TO DO: Reproduce each line that includes the word "label".

RECORD EXCERPTS:

————

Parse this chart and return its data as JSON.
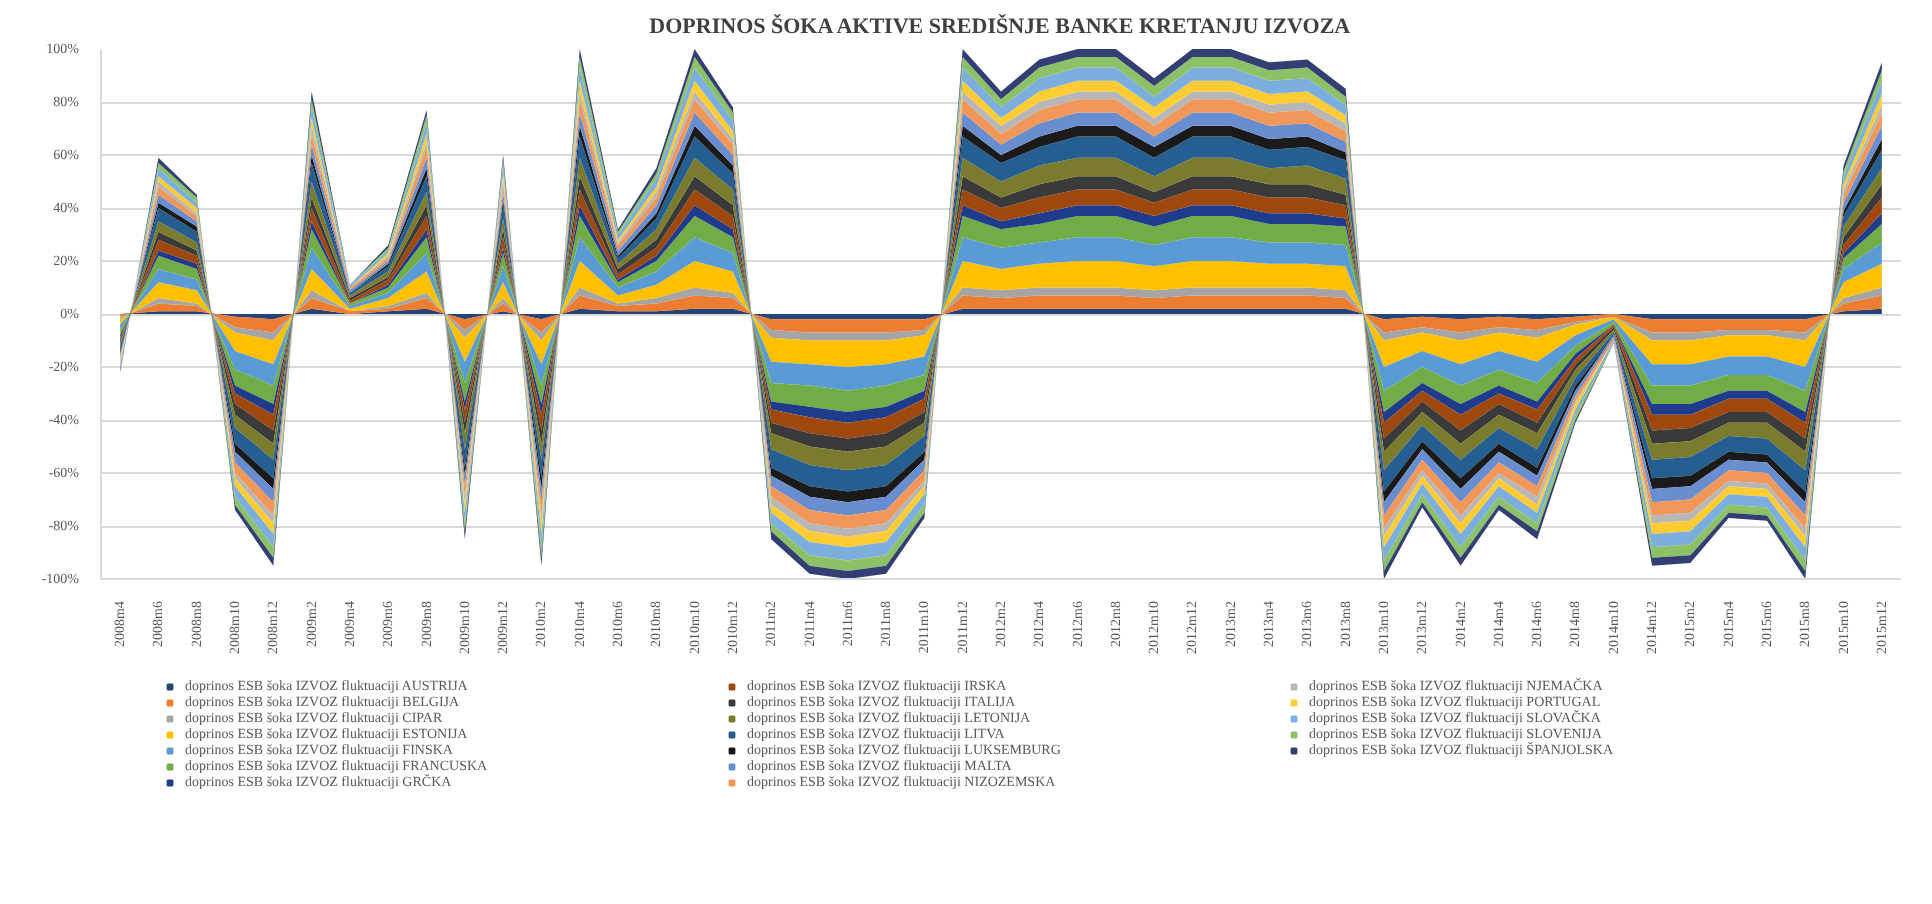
{
  "chart_data": {
    "type": "area",
    "stacked": true,
    "title": "DOPRINOS ŠOKA AKTIVE SREDIŠNJE BANKE KRETANJU IZVOZA",
    "categories": [
      "2008m4",
      "2008m6",
      "2008m8",
      "2008m10",
      "2008m12",
      "2009m2",
      "2009m4",
      "2009m6",
      "2009m8",
      "2009m10",
      "2009m12",
      "2010m2",
      "2010m4",
      "2010m6",
      "2010m8",
      "2010m10",
      "2010m12",
      "2011m2",
      "2011m4",
      "2011m6",
      "2011m8",
      "2011m10",
      "2011m12",
      "2012m2",
      "2012m4",
      "2012m6",
      "2012m8",
      "2012m10",
      "2012m12",
      "2013m2",
      "2013m4",
      "2013m6",
      "2013m8",
      "2013m10",
      "2013m12",
      "2014m2",
      "2014m4",
      "2014m6",
      "2014m8",
      "2014m10",
      "2014m12",
      "2015m2",
      "2015m4",
      "2015m6",
      "2015m8",
      "2015m10",
      "2015m12"
    ],
    "ylim": [
      -100,
      100
    ],
    "yticks": [
      {
        "value": -100,
        "label": "-100%"
      },
      {
        "value": -80,
        "label": "-80%"
      },
      {
        "value": -60,
        "label": "-60%"
      },
      {
        "value": -40,
        "label": "-40%"
      },
      {
        "value": -20,
        "label": "-20%"
      },
      {
        "value": 0,
        "label": "0%"
      },
      {
        "value": 20,
        "label": "20%"
      },
      {
        "value": 40,
        "label": "40%"
      },
      {
        "value": 60,
        "label": "60%"
      },
      {
        "value": 80,
        "label": "80%"
      },
      {
        "value": 100,
        "label": "100%"
      }
    ],
    "grid": "y",
    "legend": "bottom",
    "series": [
      {
        "name": "doprinos ESB šoka IZVOZ fluktuaciji AUSTRIJA",
        "color": "#264478",
        "values": [
          0,
          1,
          1,
          -1,
          -2,
          2,
          0,
          1,
          2,
          -2,
          1,
          -2,
          2,
          1,
          1,
          2,
          2,
          -2,
          -2,
          -2,
          -2,
          -2,
          2,
          2,
          2,
          2,
          2,
          2,
          2,
          2,
          2,
          2,
          2,
          -2,
          -1,
          -2,
          -1,
          -2,
          -1,
          0,
          -2,
          -2,
          -2,
          -2,
          -2,
          1,
          2
        ]
      },
      {
        "name": "doprinos ESB šoka IZVOZ fluktuaciji BELGIJA",
        "color": "#ed7d31",
        "values": [
          -1,
          3,
          2,
          -4,
          -5,
          4,
          1,
          1,
          4,
          -4,
          3,
          -5,
          5,
          2,
          3,
          5,
          4,
          -4,
          -5,
          -5,
          -5,
          -4,
          5,
          4,
          5,
          5,
          5,
          4,
          5,
          5,
          5,
          5,
          4,
          -5,
          -4,
          -5,
          -4,
          -4,
          -2,
          -1,
          -5,
          -5,
          -4,
          -4,
          -5,
          3,
          5
        ]
      },
      {
        "name": "doprinos ESB šoka IZVOZ fluktuaciji CIPAR",
        "color": "#a5a5a5",
        "values": [
          -1,
          2,
          1,
          -2,
          -3,
          3,
          0,
          1,
          2,
          -3,
          2,
          -3,
          3,
          1,
          2,
          3,
          2,
          -3,
          -3,
          -3,
          -3,
          -2,
          3,
          3,
          3,
          3,
          3,
          3,
          3,
          3,
          3,
          3,
          3,
          -3,
          -2,
          -3,
          -2,
          -3,
          -1,
          0,
          -3,
          -3,
          -2,
          -2,
          -3,
          2,
          3
        ]
      },
      {
        "name": "doprinos ESB šoka IZVOZ fluktuaciji ESTONIJA",
        "color": "#ffc000",
        "values": [
          -2,
          6,
          5,
          -7,
          -9,
          8,
          1,
          3,
          8,
          -9,
          6,
          -9,
          10,
          3,
          5,
          10,
          8,
          -9,
          -9,
          -10,
          -9,
          -8,
          10,
          8,
          9,
          10,
          10,
          9,
          10,
          10,
          9,
          9,
          9,
          -10,
          -7,
          -9,
          -7,
          -9,
          -4,
          -1,
          -9,
          -9,
          -8,
          -8,
          -10,
          6,
          9
        ]
      },
      {
        "name": "doprinos ESB šoka IZVOZ fluktuaciji FINSKA",
        "color": "#5b9bd5",
        "values": [
          -2,
          5,
          4,
          -7,
          -8,
          8,
          1,
          2,
          7,
          -8,
          6,
          -8,
          9,
          3,
          5,
          9,
          7,
          -8,
          -8,
          -9,
          -8,
          -7,
          9,
          8,
          8,
          9,
          9,
          8,
          9,
          9,
          8,
          8,
          8,
          -9,
          -6,
          -8,
          -7,
          -8,
          -4,
          -1,
          -8,
          -8,
          -7,
          -7,
          -9,
          5,
          8
        ]
      },
      {
        "name": "doprinos ESB šoka IZVOZ fluktuaciji FRANCUSKA",
        "color": "#70ad47",
        "values": [
          -2,
          5,
          4,
          -6,
          -7,
          7,
          1,
          2,
          6,
          -7,
          5,
          -7,
          8,
          2,
          4,
          8,
          6,
          -7,
          -8,
          -8,
          -8,
          -6,
          8,
          7,
          7,
          8,
          8,
          7,
          8,
          8,
          7,
          7,
          7,
          -8,
          -6,
          -7,
          -6,
          -7,
          -3,
          -1,
          -7,
          -7,
          -6,
          -6,
          -8,
          4,
          7
        ]
      },
      {
        "name": "doprinos ESB šoka IZVOZ fluktuaciji GRČKA",
        "color": "#1f3b8c",
        "values": [
          -1,
          2,
          2,
          -3,
          -4,
          3,
          0,
          1,
          3,
          -3,
          2,
          -4,
          4,
          1,
          2,
          4,
          3,
          -3,
          -4,
          -4,
          -4,
          -3,
          4,
          3,
          4,
          4,
          4,
          4,
          4,
          4,
          4,
          4,
          3,
          -4,
          -3,
          -4,
          -3,
          -3,
          -2,
          0,
          -4,
          -4,
          -3,
          -3,
          -4,
          2,
          4
        ]
      },
      {
        "name": "doprinos ESB šoka IZVOZ fluktuaciji IRSKA",
        "color": "#9e480e",
        "values": [
          -1,
          4,
          3,
          -4,
          -6,
          5,
          1,
          2,
          5,
          -5,
          4,
          -6,
          6,
          2,
          3,
          6,
          5,
          -5,
          -6,
          -6,
          -6,
          -5,
          6,
          5,
          6,
          6,
          6,
          5,
          6,
          6,
          6,
          6,
          5,
          -6,
          -4,
          -6,
          -4,
          -5,
          -2,
          -1,
          -6,
          -5,
          -5,
          -5,
          -6,
          3,
          6
        ]
      },
      {
        "name": "doprinos ESB šoka IZVOZ fluktuaciji ITALIJA",
        "color": "#3a3a3a",
        "values": [
          -1,
          3,
          2,
          -4,
          -5,
          4,
          1,
          1,
          4,
          -4,
          3,
          -5,
          5,
          2,
          3,
          5,
          4,
          -4,
          -5,
          -5,
          -5,
          -4,
          5,
          4,
          5,
          5,
          5,
          4,
          5,
          5,
          5,
          5,
          4,
          -5,
          -4,
          -5,
          -4,
          -4,
          -2,
          -1,
          -5,
          -5,
          -4,
          -4,
          -5,
          3,
          5
        ]
      },
      {
        "name": "doprinos ESB šoka IZVOZ fluktuaciji LETONIJA",
        "color": "#7b7b2e",
        "values": [
          -1,
          4,
          3,
          -5,
          -6,
          6,
          1,
          2,
          5,
          -6,
          4,
          -6,
          7,
          2,
          4,
          7,
          6,
          -6,
          -7,
          -7,
          -7,
          -5,
          7,
          6,
          7,
          7,
          7,
          6,
          7,
          7,
          6,
          7,
          6,
          -7,
          -5,
          -6,
          -5,
          -6,
          -3,
          -1,
          -6,
          -6,
          -5,
          -6,
          -7,
          4,
          6
        ]
      },
      {
        "name": "doprinos ESB šoka IZVOZ fluktuaciji LITVA",
        "color": "#255e91",
        "values": [
          -2,
          5,
          4,
          -6,
          -7,
          7,
          1,
          2,
          6,
          -7,
          5,
          -7,
          8,
          2,
          4,
          8,
          6,
          -7,
          -8,
          -8,
          -8,
          -6,
          8,
          7,
          7,
          8,
          8,
          7,
          8,
          8,
          7,
          7,
          7,
          -8,
          -6,
          -7,
          -6,
          -7,
          -3,
          -1,
          -7,
          -7,
          -6,
          -6,
          -8,
          4,
          7
        ]
      },
      {
        "name": "doprinos ESB šoka IZVOZ fluktuaciji LUKSEMBURG",
        "color": "#1a1a1a",
        "values": [
          -1,
          2,
          2,
          -3,
          -4,
          3,
          0,
          1,
          3,
          -3,
          2,
          -4,
          4,
          1,
          2,
          4,
          3,
          -3,
          -4,
          -4,
          -4,
          -3,
          4,
          3,
          4,
          4,
          4,
          4,
          4,
          4,
          4,
          4,
          3,
          -4,
          -3,
          -4,
          -3,
          -3,
          -2,
          0,
          -4,
          -4,
          -3,
          -3,
          -4,
          2,
          4
        ]
      },
      {
        "name": "doprinos ESB šoka IZVOZ fluktuaciji MALTA",
        "color": "#698ed0",
        "values": [
          -1,
          3,
          2,
          -4,
          -5,
          4,
          1,
          1,
          4,
          -4,
          3,
          -5,
          5,
          2,
          3,
          5,
          4,
          -4,
          -5,
          -5,
          -5,
          -4,
          5,
          4,
          5,
          5,
          5,
          4,
          5,
          5,
          5,
          5,
          4,
          -5,
          -4,
          -5,
          -4,
          -4,
          -2,
          -1,
          -5,
          -5,
          -4,
          -4,
          -5,
          3,
          5
        ]
      },
      {
        "name": "doprinos ESB šoka IZVOZ fluktuaciji NIZOZEMSKA",
        "color": "#f1975a",
        "values": [
          -1,
          3,
          2,
          -4,
          -5,
          4,
          1,
          1,
          4,
          -4,
          3,
          -5,
          5,
          2,
          3,
          5,
          4,
          -4,
          -5,
          -5,
          -5,
          -4,
          5,
          4,
          5,
          5,
          5,
          4,
          5,
          5,
          5,
          5,
          4,
          -5,
          -4,
          -5,
          -4,
          -4,
          -2,
          -1,
          -5,
          -5,
          -4,
          -4,
          -5,
          3,
          5
        ]
      },
      {
        "name": "doprinos ESB šoka IZVOZ fluktuaciji NJEMAČKA",
        "color": "#b7b7b7",
        "values": [
          -1,
          2,
          1,
          -2,
          -3,
          3,
          0,
          1,
          2,
          -3,
          2,
          -3,
          3,
          1,
          2,
          3,
          2,
          -3,
          -3,
          -3,
          -3,
          -2,
          3,
          3,
          3,
          3,
          3,
          3,
          3,
          3,
          3,
          3,
          3,
          -3,
          -2,
          -3,
          -2,
          -3,
          -1,
          0,
          -3,
          -3,
          -2,
          -2,
          -3,
          2,
          3
        ]
      },
      {
        "name": "doprinos ESB šoka IZVOZ fluktuaciji PORTUGAL",
        "color": "#ffcd33",
        "values": [
          -1,
          2,
          2,
          -3,
          -4,
          3,
          0,
          1,
          3,
          -3,
          2,
          -4,
          4,
          1,
          2,
          4,
          3,
          -3,
          -4,
          -4,
          -4,
          -3,
          4,
          3,
          4,
          4,
          4,
          4,
          4,
          4,
          4,
          4,
          3,
          -4,
          -3,
          -4,
          -3,
          -3,
          -2,
          0,
          -4,
          -4,
          -3,
          -3,
          -4,
          2,
          4
        ]
      },
      {
        "name": "doprinos ESB šoka IZVOZ fluktuaciji SLOVAČKA",
        "color": "#7cafdd",
        "values": [
          -1,
          3,
          2,
          -4,
          -5,
          4,
          1,
          1,
          4,
          -4,
          3,
          -5,
          5,
          2,
          3,
          5,
          4,
          -4,
          -5,
          -5,
          -5,
          -4,
          5,
          4,
          5,
          5,
          5,
          4,
          5,
          5,
          5,
          5,
          4,
          -5,
          -4,
          -5,
          -4,
          -4,
          -2,
          -1,
          -5,
          -5,
          -4,
          -4,
          -5,
          3,
          5
        ]
      },
      {
        "name": "doprinos ESB šoka IZVOZ fluktuaciji SLOVENIJA",
        "color": "#8cc168",
        "values": [
          -1,
          2,
          2,
          -3,
          -4,
          3,
          0,
          1,
          3,
          -3,
          2,
          -4,
          4,
          1,
          2,
          4,
          3,
          -3,
          -4,
          -4,
          -4,
          -3,
          4,
          3,
          4,
          4,
          4,
          4,
          4,
          4,
          4,
          4,
          3,
          -4,
          -3,
          -4,
          -3,
          -3,
          -2,
          0,
          -4,
          -4,
          -3,
          -3,
          -4,
          2,
          4
        ]
      },
      {
        "name": "doprinos ESB šoka IZVOZ fluktuaciji ŠPANJOLSKA",
        "color": "#333f73",
        "values": [
          -1,
          2,
          1,
          -2,
          -3,
          3,
          0,
          1,
          2,
          -3,
          2,
          -3,
          3,
          1,
          2,
          3,
          2,
          -3,
          -3,
          -3,
          -3,
          -2,
          3,
          3,
          3,
          3,
          3,
          3,
          3,
          3,
          3,
          3,
          3,
          -3,
          -2,
          -3,
          -2,
          -3,
          -1,
          0,
          -3,
          -3,
          -2,
          -2,
          -3,
          2,
          3
        ]
      }
    ]
  }
}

————

EXERCISE SOLUTION:
        "label": "-100%"
        "label": "-80%"
        "label": "-60%"
        "label": "-40%"
        "label": "-20%"
        "label": "0%"
        "label": "20%"
        "label": "40%"
        "label": "60%"
        "label": "80%"
        "label": "100%"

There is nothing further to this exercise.